Count the lines of the records below that contain the string "Married", with case counting. Reply with the number alone.

------

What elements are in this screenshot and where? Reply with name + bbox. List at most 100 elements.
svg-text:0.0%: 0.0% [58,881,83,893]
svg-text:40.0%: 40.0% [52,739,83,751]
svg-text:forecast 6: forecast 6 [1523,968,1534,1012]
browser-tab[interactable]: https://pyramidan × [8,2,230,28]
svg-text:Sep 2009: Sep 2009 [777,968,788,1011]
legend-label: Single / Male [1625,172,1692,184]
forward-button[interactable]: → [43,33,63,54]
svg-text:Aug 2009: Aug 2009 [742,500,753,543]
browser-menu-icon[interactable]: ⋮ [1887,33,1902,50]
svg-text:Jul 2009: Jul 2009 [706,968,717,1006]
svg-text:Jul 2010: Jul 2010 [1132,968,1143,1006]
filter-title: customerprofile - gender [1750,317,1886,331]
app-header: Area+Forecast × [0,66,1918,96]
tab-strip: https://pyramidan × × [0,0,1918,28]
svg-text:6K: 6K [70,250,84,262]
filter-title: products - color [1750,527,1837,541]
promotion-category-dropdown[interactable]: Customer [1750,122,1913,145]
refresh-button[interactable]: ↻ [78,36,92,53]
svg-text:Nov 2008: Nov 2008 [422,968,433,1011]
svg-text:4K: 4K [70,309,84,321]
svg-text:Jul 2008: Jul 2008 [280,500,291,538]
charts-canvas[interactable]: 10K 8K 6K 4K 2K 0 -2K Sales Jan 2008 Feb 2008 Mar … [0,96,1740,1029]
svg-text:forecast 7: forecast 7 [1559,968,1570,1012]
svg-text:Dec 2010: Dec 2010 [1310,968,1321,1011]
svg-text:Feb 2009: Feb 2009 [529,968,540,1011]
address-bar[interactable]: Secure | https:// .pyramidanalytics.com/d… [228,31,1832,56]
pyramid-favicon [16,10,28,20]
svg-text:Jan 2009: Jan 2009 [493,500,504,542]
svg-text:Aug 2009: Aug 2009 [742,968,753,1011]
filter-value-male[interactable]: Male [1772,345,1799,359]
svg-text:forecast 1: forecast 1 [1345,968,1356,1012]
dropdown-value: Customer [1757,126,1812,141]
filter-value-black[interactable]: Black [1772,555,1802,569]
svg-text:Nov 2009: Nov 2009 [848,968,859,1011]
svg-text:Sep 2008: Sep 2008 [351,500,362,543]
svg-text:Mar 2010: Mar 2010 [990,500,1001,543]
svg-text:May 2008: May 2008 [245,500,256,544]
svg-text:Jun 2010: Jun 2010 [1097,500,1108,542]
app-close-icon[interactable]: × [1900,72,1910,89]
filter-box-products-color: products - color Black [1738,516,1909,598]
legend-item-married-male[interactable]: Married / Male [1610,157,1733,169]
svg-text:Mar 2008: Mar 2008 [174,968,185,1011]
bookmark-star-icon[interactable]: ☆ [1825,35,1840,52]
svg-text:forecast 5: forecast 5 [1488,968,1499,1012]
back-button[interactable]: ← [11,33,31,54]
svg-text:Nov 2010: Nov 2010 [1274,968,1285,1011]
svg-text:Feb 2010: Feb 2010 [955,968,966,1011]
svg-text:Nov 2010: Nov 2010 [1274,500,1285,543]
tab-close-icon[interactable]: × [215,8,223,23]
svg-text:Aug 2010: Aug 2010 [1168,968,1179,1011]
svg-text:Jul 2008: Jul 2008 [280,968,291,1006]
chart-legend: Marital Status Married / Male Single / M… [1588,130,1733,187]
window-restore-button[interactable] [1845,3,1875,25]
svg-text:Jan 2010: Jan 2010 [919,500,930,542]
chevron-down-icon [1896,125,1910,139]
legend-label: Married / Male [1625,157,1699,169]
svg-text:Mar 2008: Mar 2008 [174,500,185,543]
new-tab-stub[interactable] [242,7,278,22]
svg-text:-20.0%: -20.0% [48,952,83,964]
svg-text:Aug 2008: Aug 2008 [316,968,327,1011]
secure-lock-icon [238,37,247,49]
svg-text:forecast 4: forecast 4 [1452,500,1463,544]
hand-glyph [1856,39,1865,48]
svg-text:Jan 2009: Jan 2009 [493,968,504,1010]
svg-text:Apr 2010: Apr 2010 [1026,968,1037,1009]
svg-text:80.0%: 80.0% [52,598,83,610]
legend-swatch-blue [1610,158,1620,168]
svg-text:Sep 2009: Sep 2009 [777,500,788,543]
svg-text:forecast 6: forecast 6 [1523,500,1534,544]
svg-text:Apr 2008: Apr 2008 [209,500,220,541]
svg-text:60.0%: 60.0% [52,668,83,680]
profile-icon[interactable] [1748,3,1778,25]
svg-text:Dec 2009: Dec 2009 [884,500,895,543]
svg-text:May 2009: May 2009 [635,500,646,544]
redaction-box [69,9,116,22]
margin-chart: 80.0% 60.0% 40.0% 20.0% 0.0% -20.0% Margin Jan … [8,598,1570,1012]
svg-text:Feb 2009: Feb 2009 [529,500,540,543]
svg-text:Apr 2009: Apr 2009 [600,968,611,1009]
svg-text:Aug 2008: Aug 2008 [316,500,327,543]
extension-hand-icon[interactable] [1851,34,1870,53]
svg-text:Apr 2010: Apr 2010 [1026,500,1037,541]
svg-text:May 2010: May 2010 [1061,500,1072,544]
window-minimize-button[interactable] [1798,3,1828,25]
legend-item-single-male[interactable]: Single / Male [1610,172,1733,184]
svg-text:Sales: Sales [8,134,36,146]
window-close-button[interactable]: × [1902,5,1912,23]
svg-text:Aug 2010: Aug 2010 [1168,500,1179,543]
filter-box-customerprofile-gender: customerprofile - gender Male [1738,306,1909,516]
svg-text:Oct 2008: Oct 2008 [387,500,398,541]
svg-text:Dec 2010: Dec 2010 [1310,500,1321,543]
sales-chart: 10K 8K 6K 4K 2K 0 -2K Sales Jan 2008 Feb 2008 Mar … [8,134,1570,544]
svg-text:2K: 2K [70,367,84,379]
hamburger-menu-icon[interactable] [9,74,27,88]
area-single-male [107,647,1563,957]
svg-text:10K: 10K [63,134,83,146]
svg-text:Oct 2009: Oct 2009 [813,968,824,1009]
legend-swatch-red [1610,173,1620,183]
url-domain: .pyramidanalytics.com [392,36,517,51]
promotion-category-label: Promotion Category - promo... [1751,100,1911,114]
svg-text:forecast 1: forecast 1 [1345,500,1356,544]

------

OUTPUT OF THE EXERCISE = 3